● TASK DESCRIPTION:
Copy all lines in which the word "принимают" can be found.

* Begin *

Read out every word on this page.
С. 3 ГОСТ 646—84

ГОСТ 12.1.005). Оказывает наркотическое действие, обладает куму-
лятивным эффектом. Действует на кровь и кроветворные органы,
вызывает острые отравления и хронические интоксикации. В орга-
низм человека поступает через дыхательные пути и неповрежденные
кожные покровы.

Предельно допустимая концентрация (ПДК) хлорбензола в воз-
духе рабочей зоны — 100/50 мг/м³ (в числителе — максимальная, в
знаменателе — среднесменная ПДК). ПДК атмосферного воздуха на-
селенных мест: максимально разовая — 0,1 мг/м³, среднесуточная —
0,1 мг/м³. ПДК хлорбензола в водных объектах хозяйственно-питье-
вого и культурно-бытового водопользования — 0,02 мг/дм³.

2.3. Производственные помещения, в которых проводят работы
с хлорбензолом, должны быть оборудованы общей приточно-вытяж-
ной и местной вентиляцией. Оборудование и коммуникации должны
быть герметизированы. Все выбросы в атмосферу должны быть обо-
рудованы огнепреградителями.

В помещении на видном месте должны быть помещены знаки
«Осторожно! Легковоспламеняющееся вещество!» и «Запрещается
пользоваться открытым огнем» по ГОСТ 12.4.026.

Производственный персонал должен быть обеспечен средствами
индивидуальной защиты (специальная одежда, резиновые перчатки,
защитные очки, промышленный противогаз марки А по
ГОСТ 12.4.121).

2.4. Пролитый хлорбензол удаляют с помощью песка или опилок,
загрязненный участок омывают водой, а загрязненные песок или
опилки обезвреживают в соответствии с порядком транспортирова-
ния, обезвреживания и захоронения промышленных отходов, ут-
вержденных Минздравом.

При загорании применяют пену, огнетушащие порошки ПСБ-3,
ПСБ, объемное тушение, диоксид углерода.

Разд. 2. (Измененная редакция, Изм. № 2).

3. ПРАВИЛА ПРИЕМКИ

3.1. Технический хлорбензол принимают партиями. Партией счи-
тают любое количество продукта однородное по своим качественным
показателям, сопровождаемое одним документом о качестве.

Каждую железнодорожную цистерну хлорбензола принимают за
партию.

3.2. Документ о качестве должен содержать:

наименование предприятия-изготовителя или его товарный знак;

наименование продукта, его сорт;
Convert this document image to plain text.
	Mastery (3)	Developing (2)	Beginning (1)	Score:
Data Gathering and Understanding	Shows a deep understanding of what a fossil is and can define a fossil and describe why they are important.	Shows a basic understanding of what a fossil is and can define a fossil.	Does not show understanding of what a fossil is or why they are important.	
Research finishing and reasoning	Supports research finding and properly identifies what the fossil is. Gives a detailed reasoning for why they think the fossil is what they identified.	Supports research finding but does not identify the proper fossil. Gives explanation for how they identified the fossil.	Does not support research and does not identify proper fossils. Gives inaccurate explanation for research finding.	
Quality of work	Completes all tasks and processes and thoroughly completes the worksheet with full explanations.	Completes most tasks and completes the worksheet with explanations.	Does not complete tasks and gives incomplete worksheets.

* End *

● WORKED ANSWER:
3.1. Технический хлорбензол принимают партиями. Партией счи-
Каждую железнодорожную цистерну хлорбензола принимают за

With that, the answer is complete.